◆ **Short exercise**:
From the data that follows, copy every line holding the string "HEMIS".

◆ **Data extract**:

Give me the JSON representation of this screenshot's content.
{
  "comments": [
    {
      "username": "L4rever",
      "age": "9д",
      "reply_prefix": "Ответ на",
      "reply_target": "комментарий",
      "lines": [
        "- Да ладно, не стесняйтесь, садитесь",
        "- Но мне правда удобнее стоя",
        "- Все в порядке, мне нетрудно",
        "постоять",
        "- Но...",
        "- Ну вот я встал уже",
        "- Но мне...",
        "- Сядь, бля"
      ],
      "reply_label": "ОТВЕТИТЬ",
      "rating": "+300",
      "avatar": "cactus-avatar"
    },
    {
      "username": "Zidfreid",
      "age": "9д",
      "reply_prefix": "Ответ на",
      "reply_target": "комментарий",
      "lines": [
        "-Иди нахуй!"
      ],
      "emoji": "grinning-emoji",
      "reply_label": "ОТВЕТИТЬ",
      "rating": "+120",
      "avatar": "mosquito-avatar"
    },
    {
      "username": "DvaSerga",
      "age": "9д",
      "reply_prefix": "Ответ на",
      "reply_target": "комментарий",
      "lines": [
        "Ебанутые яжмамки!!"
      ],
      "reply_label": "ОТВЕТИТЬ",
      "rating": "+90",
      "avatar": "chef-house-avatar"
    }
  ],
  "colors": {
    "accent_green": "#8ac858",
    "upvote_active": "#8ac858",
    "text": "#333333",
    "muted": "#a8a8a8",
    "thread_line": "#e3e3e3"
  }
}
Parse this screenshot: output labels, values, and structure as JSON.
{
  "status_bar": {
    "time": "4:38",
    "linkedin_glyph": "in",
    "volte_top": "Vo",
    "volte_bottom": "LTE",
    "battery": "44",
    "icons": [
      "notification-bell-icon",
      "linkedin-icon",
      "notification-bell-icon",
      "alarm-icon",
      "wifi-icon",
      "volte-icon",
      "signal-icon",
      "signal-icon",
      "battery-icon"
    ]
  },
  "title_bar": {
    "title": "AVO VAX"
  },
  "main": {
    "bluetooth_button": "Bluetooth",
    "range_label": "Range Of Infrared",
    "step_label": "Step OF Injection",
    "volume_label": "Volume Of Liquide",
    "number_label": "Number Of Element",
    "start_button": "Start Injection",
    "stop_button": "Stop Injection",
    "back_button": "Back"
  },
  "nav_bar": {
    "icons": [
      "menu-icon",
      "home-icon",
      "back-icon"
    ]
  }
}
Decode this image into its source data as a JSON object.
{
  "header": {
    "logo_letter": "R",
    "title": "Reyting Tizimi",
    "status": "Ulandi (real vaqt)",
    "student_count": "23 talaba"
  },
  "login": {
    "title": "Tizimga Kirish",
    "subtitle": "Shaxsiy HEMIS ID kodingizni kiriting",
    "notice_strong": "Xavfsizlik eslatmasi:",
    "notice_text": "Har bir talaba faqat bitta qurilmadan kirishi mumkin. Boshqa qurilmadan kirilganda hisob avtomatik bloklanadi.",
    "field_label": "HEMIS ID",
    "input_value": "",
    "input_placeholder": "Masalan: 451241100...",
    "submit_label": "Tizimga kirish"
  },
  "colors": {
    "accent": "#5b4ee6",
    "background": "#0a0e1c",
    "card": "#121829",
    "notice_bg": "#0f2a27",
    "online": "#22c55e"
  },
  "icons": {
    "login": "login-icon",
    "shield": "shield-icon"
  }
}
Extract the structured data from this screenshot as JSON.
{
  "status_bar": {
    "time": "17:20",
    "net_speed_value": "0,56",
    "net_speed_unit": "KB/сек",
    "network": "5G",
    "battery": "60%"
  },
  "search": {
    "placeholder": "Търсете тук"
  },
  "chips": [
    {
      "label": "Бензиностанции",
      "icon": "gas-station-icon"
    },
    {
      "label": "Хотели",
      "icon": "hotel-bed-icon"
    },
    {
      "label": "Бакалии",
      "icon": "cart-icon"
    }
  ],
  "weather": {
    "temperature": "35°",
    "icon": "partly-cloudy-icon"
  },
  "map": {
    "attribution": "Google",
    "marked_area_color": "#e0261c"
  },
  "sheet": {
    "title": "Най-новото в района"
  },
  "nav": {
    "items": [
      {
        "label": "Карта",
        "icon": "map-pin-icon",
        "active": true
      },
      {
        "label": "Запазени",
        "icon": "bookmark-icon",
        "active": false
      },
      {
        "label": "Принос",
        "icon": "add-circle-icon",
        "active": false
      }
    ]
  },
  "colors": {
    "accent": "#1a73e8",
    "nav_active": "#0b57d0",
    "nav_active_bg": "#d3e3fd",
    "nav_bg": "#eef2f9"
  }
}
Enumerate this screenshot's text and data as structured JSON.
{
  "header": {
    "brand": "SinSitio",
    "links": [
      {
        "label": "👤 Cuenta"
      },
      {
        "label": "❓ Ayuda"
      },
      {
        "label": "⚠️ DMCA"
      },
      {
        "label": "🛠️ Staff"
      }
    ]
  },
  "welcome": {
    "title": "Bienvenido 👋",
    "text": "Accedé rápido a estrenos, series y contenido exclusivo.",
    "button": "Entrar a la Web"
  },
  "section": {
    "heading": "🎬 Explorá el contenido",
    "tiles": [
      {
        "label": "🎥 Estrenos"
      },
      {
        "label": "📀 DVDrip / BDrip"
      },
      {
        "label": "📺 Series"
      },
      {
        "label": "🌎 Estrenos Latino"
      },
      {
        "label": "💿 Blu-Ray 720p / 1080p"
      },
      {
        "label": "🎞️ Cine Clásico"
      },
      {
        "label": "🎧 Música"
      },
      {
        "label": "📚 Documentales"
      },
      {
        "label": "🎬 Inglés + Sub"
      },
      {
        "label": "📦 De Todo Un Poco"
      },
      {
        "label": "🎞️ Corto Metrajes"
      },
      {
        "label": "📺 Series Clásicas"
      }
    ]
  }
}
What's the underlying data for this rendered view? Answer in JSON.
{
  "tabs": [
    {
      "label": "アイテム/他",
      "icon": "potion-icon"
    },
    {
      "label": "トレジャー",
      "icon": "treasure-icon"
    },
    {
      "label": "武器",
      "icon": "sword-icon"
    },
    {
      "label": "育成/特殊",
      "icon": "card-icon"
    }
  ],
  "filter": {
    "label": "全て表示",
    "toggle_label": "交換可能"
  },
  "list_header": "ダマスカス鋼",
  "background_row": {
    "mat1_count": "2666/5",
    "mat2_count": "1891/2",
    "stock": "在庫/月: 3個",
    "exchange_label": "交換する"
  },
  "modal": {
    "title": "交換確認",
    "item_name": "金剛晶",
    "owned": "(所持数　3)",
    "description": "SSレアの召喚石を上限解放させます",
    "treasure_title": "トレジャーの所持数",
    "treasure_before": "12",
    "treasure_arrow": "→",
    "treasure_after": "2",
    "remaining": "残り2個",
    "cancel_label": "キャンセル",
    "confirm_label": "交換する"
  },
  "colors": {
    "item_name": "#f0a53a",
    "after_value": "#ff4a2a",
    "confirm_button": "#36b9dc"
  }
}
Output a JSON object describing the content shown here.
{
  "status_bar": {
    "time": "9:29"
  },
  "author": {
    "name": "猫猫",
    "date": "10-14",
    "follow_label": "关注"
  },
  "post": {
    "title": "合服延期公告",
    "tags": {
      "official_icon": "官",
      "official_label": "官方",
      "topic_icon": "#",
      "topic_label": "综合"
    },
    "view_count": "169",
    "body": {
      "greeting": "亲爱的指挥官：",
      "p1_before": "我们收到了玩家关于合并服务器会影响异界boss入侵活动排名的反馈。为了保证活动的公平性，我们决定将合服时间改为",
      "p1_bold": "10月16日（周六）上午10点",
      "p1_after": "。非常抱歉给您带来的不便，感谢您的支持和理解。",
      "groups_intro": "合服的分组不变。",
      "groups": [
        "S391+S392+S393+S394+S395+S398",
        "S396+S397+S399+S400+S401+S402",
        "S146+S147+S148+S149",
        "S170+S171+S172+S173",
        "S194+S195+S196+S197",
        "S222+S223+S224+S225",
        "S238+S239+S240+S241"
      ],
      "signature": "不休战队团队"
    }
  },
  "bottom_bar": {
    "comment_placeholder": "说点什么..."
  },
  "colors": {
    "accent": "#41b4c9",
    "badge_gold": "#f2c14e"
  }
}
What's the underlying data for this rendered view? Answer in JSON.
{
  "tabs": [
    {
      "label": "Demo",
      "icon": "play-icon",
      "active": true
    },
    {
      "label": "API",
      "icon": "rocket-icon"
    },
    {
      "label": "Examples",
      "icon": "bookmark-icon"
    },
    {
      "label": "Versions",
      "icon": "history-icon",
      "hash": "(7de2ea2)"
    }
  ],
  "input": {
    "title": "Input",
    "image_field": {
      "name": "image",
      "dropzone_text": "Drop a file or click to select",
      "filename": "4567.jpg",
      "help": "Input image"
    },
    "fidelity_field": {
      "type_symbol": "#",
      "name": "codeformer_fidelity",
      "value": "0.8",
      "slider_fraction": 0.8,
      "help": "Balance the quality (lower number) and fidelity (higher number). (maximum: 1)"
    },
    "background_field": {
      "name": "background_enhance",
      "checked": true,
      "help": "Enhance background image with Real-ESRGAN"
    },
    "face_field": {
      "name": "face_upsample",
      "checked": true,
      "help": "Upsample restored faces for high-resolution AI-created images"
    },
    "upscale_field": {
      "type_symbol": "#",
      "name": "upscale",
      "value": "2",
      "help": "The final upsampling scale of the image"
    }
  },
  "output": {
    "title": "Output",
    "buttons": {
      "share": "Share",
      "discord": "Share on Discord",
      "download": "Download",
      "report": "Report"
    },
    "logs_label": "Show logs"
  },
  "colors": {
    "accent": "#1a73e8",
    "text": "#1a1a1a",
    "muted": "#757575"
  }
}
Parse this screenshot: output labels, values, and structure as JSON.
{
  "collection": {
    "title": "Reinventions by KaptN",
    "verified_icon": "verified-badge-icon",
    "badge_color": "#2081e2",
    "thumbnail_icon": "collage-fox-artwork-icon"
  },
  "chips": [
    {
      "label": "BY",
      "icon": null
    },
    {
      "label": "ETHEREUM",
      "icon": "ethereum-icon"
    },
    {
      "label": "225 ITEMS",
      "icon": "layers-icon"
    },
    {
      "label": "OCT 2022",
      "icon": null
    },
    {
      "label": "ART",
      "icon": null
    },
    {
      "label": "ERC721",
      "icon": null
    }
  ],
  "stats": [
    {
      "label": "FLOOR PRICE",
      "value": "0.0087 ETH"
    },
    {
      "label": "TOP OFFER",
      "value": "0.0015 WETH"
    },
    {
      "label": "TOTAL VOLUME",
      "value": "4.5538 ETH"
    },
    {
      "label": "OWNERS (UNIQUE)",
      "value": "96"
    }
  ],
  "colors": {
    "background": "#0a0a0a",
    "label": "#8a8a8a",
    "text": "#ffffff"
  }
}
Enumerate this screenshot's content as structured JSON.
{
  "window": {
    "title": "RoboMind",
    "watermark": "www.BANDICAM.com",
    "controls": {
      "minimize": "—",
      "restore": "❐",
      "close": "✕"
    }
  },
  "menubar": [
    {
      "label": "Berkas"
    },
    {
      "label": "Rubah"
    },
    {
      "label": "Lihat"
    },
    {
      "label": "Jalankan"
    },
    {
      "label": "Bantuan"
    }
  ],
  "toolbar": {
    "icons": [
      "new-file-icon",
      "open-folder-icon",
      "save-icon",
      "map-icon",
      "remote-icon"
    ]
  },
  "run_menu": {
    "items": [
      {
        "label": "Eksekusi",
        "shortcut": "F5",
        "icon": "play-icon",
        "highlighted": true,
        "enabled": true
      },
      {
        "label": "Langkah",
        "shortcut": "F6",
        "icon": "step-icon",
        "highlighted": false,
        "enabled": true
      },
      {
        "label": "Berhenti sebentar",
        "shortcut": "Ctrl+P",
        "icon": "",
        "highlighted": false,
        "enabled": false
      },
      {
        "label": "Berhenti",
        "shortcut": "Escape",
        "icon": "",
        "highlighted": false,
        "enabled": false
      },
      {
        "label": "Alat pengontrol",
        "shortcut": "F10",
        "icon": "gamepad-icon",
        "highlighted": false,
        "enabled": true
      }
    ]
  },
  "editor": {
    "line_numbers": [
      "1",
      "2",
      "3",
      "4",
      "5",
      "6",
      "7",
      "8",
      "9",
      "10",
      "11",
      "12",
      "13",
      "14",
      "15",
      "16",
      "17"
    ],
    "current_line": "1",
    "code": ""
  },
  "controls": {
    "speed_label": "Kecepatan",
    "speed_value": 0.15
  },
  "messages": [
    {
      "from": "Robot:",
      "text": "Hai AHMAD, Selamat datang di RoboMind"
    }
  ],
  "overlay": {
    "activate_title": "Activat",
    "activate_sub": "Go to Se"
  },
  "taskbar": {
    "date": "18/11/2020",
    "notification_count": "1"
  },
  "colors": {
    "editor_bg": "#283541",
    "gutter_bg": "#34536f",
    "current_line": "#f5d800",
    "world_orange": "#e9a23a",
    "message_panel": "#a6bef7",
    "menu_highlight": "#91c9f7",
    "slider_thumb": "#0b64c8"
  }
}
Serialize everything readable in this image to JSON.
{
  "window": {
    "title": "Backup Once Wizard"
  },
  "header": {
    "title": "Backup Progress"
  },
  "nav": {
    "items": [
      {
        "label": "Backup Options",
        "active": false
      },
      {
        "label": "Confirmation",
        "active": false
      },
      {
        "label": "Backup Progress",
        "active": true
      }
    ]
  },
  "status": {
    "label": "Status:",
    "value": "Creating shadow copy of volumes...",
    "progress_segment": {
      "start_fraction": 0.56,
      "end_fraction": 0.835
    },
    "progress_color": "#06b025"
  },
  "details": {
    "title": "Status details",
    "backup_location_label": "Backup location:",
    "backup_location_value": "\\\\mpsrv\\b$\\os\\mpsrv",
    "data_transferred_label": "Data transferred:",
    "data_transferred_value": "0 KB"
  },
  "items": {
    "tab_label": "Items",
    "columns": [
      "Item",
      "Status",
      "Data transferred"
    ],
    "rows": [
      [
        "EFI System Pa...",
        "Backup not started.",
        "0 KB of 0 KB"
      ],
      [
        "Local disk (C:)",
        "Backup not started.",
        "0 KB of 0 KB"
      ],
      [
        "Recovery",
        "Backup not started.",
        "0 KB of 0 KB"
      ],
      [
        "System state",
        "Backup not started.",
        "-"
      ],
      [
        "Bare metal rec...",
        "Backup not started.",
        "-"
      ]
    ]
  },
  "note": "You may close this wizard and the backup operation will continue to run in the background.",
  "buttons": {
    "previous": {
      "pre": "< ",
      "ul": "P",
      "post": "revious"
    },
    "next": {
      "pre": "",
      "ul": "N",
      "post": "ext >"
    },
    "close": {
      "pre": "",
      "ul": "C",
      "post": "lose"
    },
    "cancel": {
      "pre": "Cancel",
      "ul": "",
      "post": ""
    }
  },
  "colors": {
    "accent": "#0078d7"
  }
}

◆ **Answer to the task**:
    "subtitle": "Shaxsiy HEMIS ID kodingizni kiriting",
    "field_label": "HEMIS ID",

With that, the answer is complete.